-- Extracted material --
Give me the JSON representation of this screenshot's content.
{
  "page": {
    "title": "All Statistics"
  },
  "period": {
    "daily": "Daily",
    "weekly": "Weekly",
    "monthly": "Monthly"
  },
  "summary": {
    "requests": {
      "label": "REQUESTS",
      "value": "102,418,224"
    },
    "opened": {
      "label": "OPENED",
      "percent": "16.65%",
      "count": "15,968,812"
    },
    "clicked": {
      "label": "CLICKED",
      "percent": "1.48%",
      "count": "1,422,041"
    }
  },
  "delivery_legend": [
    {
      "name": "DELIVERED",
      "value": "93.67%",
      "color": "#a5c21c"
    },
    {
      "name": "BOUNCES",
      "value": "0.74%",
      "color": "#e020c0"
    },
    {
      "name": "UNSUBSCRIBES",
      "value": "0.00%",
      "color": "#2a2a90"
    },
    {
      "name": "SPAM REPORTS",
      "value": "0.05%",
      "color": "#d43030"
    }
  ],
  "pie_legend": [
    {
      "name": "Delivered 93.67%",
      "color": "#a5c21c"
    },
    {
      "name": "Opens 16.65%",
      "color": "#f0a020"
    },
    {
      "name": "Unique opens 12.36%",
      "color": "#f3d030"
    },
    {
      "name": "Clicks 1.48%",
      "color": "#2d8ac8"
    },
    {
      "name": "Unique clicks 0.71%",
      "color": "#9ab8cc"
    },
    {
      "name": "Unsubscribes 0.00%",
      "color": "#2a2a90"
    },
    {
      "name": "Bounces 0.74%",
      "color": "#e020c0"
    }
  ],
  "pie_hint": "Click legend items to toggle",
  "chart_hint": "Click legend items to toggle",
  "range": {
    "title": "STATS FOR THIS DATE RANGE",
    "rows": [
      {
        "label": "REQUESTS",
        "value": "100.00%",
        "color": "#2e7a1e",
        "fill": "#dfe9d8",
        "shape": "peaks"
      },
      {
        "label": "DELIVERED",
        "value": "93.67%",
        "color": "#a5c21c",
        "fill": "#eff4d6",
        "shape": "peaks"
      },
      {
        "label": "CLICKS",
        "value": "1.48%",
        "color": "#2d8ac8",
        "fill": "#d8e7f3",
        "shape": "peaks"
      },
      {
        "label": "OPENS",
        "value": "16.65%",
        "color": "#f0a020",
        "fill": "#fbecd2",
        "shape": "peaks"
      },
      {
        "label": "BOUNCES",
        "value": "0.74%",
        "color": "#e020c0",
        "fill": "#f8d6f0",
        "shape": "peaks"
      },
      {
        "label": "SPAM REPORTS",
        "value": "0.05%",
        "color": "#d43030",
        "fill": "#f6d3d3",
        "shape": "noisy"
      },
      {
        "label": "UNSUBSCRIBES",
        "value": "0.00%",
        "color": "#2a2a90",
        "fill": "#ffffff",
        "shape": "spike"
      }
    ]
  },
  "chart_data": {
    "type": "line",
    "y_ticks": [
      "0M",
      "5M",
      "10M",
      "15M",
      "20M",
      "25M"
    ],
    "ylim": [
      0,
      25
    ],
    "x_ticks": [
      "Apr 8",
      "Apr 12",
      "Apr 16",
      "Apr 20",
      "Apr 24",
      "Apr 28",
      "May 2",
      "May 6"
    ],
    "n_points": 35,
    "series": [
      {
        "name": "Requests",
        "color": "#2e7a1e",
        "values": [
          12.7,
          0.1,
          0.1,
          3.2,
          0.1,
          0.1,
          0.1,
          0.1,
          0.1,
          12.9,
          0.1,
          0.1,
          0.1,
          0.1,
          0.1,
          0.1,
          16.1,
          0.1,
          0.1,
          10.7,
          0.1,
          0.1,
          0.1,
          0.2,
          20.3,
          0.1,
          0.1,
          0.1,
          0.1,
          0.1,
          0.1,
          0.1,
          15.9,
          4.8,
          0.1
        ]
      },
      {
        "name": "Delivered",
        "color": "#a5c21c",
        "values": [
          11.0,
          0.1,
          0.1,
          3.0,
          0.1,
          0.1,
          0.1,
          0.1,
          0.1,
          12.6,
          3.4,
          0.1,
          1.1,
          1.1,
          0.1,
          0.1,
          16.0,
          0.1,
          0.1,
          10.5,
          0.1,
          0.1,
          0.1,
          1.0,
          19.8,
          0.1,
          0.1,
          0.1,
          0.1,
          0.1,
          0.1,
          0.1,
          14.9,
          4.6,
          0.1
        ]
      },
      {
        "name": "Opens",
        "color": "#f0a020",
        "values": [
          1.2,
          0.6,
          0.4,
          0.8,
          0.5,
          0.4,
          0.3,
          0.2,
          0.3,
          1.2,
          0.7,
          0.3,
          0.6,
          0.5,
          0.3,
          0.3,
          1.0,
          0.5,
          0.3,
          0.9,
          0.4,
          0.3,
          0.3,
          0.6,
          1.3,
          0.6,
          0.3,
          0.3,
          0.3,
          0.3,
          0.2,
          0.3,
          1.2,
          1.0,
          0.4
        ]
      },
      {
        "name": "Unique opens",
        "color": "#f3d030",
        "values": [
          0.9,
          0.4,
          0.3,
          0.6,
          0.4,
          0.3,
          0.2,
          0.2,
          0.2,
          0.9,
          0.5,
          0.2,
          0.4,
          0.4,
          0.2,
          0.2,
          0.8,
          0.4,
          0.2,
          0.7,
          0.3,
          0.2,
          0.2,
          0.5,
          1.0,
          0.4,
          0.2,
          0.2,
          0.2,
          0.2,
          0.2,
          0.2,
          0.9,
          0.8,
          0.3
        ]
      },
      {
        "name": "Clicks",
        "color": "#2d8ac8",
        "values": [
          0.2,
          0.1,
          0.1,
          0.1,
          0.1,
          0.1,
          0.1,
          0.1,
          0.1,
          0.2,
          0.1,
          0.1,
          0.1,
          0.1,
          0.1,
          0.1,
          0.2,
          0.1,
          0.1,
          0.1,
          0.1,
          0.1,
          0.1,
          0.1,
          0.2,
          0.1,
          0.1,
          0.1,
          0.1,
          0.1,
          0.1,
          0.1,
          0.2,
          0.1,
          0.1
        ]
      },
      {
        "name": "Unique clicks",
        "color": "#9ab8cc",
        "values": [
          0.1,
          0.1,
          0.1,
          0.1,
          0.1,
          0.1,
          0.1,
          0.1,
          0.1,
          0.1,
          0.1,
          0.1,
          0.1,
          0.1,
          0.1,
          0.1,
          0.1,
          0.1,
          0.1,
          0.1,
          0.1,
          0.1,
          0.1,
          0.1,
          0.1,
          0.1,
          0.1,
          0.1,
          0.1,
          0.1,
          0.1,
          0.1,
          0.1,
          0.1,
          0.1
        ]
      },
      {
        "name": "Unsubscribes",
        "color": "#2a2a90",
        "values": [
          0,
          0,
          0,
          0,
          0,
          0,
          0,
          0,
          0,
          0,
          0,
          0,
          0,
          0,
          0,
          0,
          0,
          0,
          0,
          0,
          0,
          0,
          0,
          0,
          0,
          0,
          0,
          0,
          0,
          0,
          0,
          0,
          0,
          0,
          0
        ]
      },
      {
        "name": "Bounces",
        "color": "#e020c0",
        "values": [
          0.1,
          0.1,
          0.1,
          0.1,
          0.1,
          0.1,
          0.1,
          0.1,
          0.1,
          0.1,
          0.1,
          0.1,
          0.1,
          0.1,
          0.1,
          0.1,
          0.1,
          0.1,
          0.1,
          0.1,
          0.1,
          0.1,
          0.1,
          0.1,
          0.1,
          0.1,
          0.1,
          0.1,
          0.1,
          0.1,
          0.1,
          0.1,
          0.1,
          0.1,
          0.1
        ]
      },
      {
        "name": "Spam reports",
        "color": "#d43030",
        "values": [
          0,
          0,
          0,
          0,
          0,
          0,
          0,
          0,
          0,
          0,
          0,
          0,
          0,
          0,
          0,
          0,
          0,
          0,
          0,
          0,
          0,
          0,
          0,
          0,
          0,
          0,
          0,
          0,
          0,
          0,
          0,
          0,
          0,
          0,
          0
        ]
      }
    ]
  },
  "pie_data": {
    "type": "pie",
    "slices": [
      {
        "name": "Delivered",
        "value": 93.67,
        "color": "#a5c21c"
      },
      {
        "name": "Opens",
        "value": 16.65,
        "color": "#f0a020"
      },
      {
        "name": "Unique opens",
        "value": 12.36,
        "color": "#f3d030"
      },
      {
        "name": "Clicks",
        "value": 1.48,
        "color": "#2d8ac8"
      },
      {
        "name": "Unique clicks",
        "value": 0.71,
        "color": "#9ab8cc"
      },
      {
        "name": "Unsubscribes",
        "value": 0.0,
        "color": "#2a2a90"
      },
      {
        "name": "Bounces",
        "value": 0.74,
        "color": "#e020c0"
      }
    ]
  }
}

-- Task prompt --
List all lines in the material containing the string "label".

-- The completed task --
      "label": "REQUESTS",
      "label": "OPENED",
      "label": "CLICKED",
        "label": "REQUESTS",
        "label": "DELIVERED",
        "label": "CLICKS",
        "label": "OPENS",
        "label": "BOUNCES",
        "label": "SPAM REPORTS",
        "label": "UNSUBSCRIBES",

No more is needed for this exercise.